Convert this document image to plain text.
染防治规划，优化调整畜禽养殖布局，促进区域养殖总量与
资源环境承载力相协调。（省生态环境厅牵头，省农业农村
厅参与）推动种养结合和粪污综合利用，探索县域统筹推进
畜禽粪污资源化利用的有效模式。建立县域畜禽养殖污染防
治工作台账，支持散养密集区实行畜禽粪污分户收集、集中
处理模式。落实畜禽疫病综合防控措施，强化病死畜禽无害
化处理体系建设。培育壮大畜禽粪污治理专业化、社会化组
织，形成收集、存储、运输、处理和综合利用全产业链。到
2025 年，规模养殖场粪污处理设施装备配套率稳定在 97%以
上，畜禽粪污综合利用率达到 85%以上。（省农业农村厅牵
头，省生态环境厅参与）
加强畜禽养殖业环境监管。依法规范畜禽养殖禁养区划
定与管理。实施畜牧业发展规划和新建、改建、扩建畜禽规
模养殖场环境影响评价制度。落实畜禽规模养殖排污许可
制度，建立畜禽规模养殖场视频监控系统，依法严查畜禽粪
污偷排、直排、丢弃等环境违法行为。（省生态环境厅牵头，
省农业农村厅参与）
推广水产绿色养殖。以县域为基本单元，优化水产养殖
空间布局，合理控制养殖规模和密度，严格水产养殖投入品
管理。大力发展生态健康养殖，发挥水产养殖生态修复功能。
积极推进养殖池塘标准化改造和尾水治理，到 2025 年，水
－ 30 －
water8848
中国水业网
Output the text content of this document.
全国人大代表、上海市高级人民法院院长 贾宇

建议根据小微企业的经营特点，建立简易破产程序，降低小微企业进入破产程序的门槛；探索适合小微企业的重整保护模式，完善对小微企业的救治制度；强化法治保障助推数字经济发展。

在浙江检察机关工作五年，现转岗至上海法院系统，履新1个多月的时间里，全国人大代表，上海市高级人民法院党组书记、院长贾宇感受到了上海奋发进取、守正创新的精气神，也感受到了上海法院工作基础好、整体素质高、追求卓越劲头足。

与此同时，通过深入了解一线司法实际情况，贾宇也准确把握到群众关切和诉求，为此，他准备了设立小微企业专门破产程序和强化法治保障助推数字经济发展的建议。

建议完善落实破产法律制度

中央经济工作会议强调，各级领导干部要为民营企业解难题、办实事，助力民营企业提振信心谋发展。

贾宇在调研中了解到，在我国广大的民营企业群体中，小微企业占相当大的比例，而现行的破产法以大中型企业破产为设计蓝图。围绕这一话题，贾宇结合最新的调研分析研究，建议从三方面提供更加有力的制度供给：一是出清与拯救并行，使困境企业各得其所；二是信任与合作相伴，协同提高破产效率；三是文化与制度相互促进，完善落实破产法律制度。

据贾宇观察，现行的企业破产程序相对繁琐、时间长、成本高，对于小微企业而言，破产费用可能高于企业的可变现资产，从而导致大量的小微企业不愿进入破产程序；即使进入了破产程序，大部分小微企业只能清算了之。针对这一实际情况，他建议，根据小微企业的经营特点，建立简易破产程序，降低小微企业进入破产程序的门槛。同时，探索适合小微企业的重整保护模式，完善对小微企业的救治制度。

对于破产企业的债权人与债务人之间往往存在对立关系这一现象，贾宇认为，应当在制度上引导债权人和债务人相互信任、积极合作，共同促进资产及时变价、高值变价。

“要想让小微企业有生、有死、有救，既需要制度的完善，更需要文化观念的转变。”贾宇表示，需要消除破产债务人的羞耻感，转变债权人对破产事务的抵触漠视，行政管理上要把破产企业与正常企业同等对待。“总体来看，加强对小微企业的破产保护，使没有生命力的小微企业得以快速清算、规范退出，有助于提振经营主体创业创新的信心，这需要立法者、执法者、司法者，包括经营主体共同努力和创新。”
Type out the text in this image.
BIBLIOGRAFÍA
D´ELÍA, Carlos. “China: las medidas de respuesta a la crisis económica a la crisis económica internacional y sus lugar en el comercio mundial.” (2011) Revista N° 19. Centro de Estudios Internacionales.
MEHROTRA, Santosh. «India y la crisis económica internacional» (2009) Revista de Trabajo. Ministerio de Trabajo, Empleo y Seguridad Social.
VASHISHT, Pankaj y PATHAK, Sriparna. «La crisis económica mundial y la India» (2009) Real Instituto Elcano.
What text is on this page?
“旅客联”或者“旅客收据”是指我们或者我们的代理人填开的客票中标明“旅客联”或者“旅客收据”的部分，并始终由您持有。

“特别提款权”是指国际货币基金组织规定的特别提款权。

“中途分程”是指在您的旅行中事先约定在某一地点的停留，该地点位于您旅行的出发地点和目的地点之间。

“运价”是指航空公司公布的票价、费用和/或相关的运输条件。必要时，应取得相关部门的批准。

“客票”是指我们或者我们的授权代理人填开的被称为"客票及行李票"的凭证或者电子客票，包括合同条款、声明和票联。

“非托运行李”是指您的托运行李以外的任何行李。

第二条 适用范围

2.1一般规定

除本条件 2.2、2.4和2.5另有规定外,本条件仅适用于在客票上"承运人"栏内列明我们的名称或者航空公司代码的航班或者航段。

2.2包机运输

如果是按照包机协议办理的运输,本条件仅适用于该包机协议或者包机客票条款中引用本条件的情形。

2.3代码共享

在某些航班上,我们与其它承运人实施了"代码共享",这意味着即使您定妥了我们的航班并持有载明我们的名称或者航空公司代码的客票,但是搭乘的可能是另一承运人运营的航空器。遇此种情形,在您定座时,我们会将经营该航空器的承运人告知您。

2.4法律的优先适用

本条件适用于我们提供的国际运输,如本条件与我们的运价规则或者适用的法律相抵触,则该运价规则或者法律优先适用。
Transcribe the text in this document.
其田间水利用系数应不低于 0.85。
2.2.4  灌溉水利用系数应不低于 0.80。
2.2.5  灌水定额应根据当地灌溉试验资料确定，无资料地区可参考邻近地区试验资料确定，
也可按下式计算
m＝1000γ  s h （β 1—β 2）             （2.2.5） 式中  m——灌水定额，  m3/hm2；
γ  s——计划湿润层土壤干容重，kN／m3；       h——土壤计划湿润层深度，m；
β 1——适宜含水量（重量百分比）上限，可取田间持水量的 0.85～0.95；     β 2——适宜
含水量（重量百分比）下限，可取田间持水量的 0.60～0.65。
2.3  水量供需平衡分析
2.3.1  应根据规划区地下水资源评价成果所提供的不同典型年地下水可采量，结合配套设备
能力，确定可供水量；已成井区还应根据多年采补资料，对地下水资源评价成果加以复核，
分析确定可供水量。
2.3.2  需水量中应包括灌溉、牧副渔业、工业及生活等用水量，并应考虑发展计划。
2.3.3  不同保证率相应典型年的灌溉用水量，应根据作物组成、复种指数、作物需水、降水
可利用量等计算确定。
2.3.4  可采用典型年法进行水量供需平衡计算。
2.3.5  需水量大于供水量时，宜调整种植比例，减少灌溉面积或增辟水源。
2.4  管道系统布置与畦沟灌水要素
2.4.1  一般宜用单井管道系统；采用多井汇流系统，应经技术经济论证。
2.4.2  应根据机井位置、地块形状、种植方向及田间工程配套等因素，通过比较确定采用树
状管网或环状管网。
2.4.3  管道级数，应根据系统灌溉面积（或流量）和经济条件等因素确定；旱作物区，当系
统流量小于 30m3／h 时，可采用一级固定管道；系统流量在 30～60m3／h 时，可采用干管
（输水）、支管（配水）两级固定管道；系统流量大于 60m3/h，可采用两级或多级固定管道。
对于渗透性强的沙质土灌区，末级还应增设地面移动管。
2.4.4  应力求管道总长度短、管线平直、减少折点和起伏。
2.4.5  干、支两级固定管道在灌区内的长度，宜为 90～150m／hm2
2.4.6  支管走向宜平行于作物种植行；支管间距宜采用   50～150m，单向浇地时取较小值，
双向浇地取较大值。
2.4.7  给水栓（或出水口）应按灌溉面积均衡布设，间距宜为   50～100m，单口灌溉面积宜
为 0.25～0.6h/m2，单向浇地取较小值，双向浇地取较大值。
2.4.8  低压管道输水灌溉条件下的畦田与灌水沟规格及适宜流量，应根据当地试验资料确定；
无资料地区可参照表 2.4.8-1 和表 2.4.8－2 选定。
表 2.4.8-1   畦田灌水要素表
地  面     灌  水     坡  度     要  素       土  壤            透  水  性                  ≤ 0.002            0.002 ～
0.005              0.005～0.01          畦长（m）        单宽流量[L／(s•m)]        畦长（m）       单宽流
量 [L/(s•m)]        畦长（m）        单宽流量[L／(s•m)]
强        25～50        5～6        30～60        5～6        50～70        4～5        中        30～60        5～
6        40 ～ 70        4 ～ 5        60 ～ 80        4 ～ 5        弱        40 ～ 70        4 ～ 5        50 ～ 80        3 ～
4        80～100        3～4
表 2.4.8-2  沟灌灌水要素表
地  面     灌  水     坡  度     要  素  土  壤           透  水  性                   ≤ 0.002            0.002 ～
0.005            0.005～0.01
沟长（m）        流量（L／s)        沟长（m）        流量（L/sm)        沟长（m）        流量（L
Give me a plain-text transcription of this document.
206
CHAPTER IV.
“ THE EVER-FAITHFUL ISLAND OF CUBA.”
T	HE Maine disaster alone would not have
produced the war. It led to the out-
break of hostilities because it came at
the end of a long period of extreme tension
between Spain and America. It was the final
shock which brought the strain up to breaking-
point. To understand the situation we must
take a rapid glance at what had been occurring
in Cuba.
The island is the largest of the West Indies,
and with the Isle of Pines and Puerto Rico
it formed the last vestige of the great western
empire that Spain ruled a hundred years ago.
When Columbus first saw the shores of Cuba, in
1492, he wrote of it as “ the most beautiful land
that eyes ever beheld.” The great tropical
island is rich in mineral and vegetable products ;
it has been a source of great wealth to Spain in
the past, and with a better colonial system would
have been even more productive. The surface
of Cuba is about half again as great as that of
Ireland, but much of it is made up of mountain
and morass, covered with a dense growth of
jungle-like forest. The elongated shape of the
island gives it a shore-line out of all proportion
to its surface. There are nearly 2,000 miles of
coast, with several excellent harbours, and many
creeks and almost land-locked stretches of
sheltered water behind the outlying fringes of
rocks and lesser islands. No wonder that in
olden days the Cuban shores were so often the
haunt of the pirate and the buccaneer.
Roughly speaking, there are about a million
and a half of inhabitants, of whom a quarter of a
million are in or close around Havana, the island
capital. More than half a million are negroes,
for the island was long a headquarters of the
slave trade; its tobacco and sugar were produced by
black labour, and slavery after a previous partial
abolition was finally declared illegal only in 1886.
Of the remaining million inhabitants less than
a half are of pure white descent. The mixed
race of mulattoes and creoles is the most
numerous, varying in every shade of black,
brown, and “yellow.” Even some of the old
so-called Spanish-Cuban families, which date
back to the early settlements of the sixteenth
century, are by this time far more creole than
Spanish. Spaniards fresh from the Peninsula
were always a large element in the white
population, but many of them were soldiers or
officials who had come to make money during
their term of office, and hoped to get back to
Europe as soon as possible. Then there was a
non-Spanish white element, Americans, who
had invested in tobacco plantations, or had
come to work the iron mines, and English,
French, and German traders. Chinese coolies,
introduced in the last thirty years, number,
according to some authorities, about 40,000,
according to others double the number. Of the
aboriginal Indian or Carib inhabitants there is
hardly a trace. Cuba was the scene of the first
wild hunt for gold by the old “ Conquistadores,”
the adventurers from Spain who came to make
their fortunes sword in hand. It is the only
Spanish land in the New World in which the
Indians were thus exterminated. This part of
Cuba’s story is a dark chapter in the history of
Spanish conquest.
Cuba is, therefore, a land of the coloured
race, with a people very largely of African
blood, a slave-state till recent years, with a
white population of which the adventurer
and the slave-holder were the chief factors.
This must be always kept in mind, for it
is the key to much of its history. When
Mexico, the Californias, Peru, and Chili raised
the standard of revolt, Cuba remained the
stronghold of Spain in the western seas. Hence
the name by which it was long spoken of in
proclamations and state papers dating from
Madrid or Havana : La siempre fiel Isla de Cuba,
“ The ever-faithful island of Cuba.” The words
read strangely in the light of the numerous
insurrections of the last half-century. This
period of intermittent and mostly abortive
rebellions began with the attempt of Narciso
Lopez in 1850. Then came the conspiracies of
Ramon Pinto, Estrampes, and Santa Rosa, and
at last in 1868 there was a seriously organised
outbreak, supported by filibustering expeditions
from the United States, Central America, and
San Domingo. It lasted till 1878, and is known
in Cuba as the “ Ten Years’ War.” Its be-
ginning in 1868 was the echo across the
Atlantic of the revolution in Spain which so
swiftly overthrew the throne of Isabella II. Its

▶ _JOB_: Go through the material and copy out every line with "tobacco" in it.

▶ _COMPLETE ANSWER_:
slave trade; its tobacco and sugar were produced by
had invested in tobacco plantations, or had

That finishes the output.